Saved entries:
============================================================

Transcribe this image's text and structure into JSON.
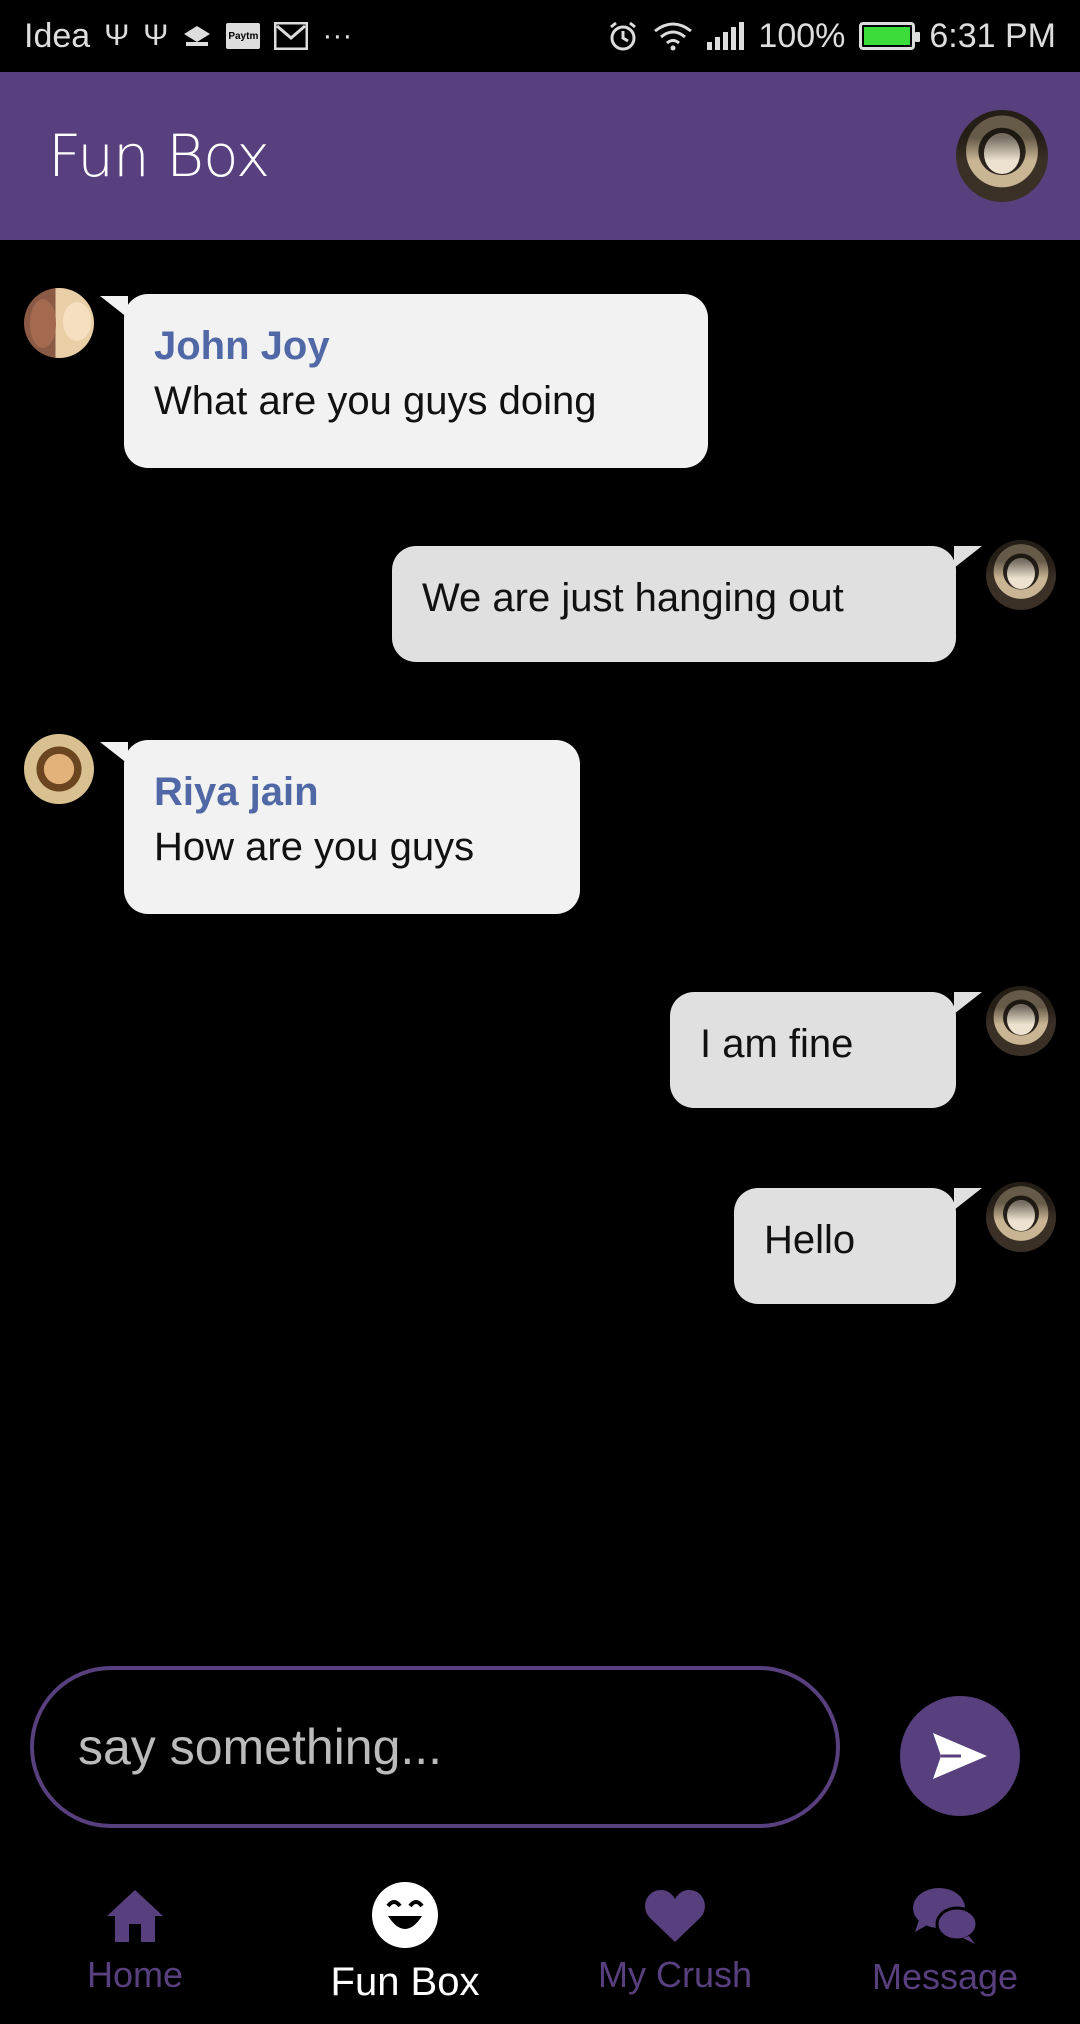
{
  "status_bar": {
    "carrier": "Idea",
    "battery": "100%",
    "time": "6:31 PM",
    "left_icons": [
      "usb-icon",
      "usb-icon",
      "notification-icon",
      "paytm-icon",
      "gmail-icon",
      "more-icon"
    ],
    "right_icons": [
      "alarm-icon",
      "wifi-icon",
      "signal-icon",
      "battery-icon"
    ],
    "paytm_label": "Paytm",
    "more": "···"
  },
  "app_bar": {
    "title": "Fun Box"
  },
  "messages": [
    {
      "direction": "in",
      "sender": "John Joy",
      "text": "What are you guys doing"
    },
    {
      "direction": "out",
      "text": "We are just hanging out"
    },
    {
      "direction": "in",
      "sender": "Riya jain",
      "text": "How are you guys"
    },
    {
      "direction": "out",
      "text": "I am fine"
    },
    {
      "direction": "out",
      "text": "Hello"
    }
  ],
  "composer": {
    "placeholder": "say something...",
    "value": ""
  },
  "nav": {
    "items": [
      {
        "label": "Home",
        "icon": "home-icon",
        "active": false
      },
      {
        "label": "Fun Box",
        "icon": "laughing-face-icon",
        "active": true
      },
      {
        "label": "My Crush",
        "icon": "heart-icon",
        "active": false
      },
      {
        "label": "Message",
        "icon": "chat-bubbles-icon",
        "active": false
      }
    ]
  },
  "colors": {
    "primary": "#583f7d",
    "sender_name": "#5069a6",
    "incoming_bubble": "#f2f2f2",
    "outgoing_bubble": "#e0e0e0",
    "battery": "#3ddc3d"
  }
}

============================================================

• **EXERCISE DESCRIPTION**: Each record must be quoted in full and exactly. Do not include the pictures.

• **WORKED SOLUTION**:
Transcribe this image's text and structure into JSON.
{
  "status_bar": {
    "carrier": "Idea",
    "battery": "100%",
    "time": "6:31 PM",
    "left_icons": [
      "usb-icon",
      "usb-icon",
      "notification-icon",
      "paytm-icon",
      "gmail-icon",
      "more-icon"
    ],
    "right_icons": [
      "alarm-icon",
      "wifi-icon",
      "signal-icon",
      "battery-icon"
    ],
    "paytm_label": "Paytm",
    "more": "···"
  },
  "app_bar": {
    "title": "Fun Box"
  },
  "messages": [
    {
      "direction": "in",
      "sender": "John Joy",
      "text": "What are you guys doing"
    },
    {
      "direction": "out",
      "text": "We are just hanging out"
    },
    {
      "direction": "in",
      "sender": "Riya jain",
      "text": "How are you guys"
    },
    {
      "direction": "out",
      "text": "I am fine"
    },
    {
      "direction": "out",
      "text": "Hello"
    }
  ],
  "composer": {
    "placeholder": "say something...",
    "value": ""
  },
  "nav": {
    "items": [
      {
        "label": "Home",
        "icon": "home-icon",
        "active": false
      },
      {
        "label": "Fun Box",
        "icon": "laughing-face-icon",
        "active": true
      },
      {
        "label": "My Crush",
        "icon": "heart-icon",
        "active": false
      },
      {
        "label": "Message",
        "icon": "chat-bubbles-icon",
        "active": false
      }
    ]
  },
  "colors": {
    "primary": "#583f7d",
    "sender_name": "#5069a6",
    "incoming_bubble": "#f2f2f2",
    "outgoing_bubble": "#e0e0e0",
    "battery": "#3ddc3d"
  }
}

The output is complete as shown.